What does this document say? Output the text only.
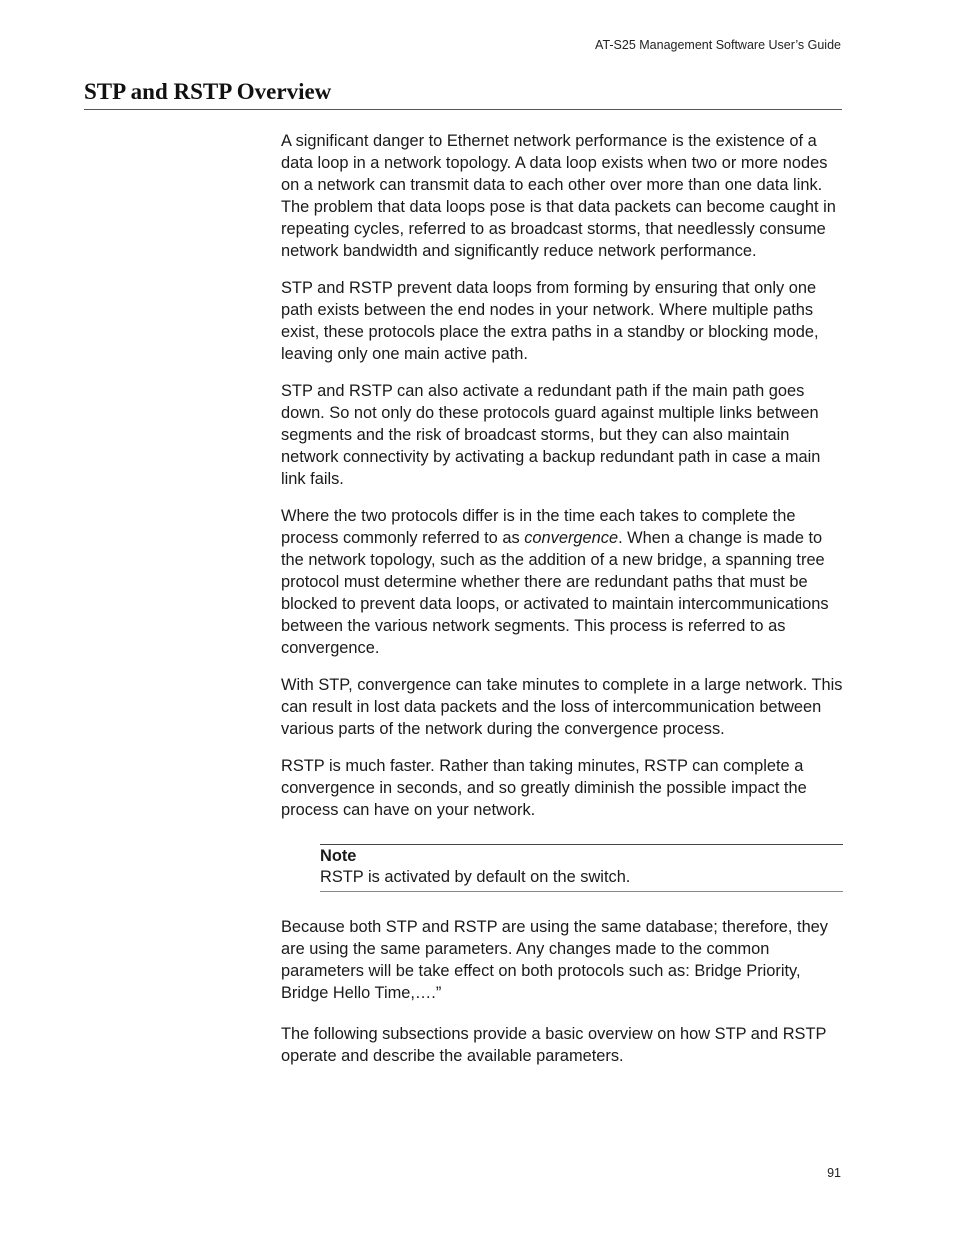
AT-S25 Management Software User’s Guide
STP and RSTP Overview

A significant danger to Ethernet network performance is the existence of a data loop in a network topology. A data loop exists when two or more nodes on a network can transmit data to each other over more than one data link. The problem that data loops pose is that data packets can become caught in repeating cycles, referred to as broadcast storms, that needlessly consume network bandwidth and significantly reduce network performance.

STP and RSTP prevent data loops from forming by ensuring that only one path exists between the end nodes in your network. Where multiple paths exist, these protocols place the extra paths in a standby or blocking mode, leaving only one main active path.

STP and RSTP can also activate a redundant path if the main path goes down. So not only do these protocols guard against multiple links between segments and the risk of broadcast storms, but they can also maintain network connectivity by activating a backup redundant path in case a main link fails.

Where the two protocols differ is in the time each takes to complete the process commonly referred to as convergence. When a change is made to the network topology, such as the addition of a new bridge, a spanning tree protocol must determine whether there are redundant paths that must be blocked to prevent data loops, or activated to maintain intercommunications between the various network segments. This process is referred to as convergence.

With STP, convergence can take minutes to complete in a large network. This can result in lost data packets and the loss of intercommunication between various parts of the network during the convergence process.

RSTP is much faster. Rather than taking minutes, RSTP can complete a convergence in seconds, and so greatly diminish the possible impact the process can have on your network.

Note
RSTP is activated by default on the switch.

Because both STP and RSTP are using the same database; therefore, they are using the same parameters. Any changes made to the common parameters will be take effect on both protocols such as: Bridge Priority, Bridge Hello Time,….”

The following subsections provide a basic overview on how STP and RSTP operate and describe the available parameters.

91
+ + + + + + +
** WHAT YOU WILL DO **
Copy the data exactly. Any picture it contains is to be omitted.

** COMPLETE RESPONSE **
What does this document say? Output the text only.
AT-S25 Management Software User’s Guide
STP and RSTP Overview

A significant danger to Ethernet network performance is the existence of a data loop in a network topology. A data loop exists when two or more nodes on a network can transmit data to each other over more than one data link. The problem that data loops pose is that data packets can become caught in repeating cycles, referred to as broadcast storms, that needlessly consume network bandwidth and significantly reduce network performance.

STP and RSTP prevent data loops from forming by ensuring that only one path exists between the end nodes in your network. Where multiple paths exist, these protocols place the extra paths in a standby or blocking mode, leaving only one main active path.

STP and RSTP can also activate a redundant path if the main path goes down. So not only do these protocols guard against multiple links between segments and the risk of broadcast storms, but they can also maintain network connectivity by activating a backup redundant path in case a main link fails.

Where the two protocols differ is in the time each takes to complete the process commonly referred to as convergence. When a change is made to the network topology, such as the addition of a new bridge, a spanning tree protocol must determine whether there are redundant paths that must be blocked to prevent data loops, or activated to maintain intercommunications between the various network segments. This process is referred to as convergence.

With STP, convergence can take minutes to complete in a large network. This can result in lost data packets and the loss of intercommunication between various parts of the network during the convergence process.

RSTP is much faster. Rather than taking minutes, RSTP can complete a convergence in seconds, and so greatly diminish the possible impact the process can have on your network.

Note
RSTP is activated by default on the switch.

Because both STP and RSTP are using the same database; therefore, they are using the same parameters. Any changes made to the common parameters will be take effect on both protocols such as: Bridge Priority, Bridge Hello Time,….”

The following subsections provide a basic overview on how STP and RSTP operate and describe the available parameters.

91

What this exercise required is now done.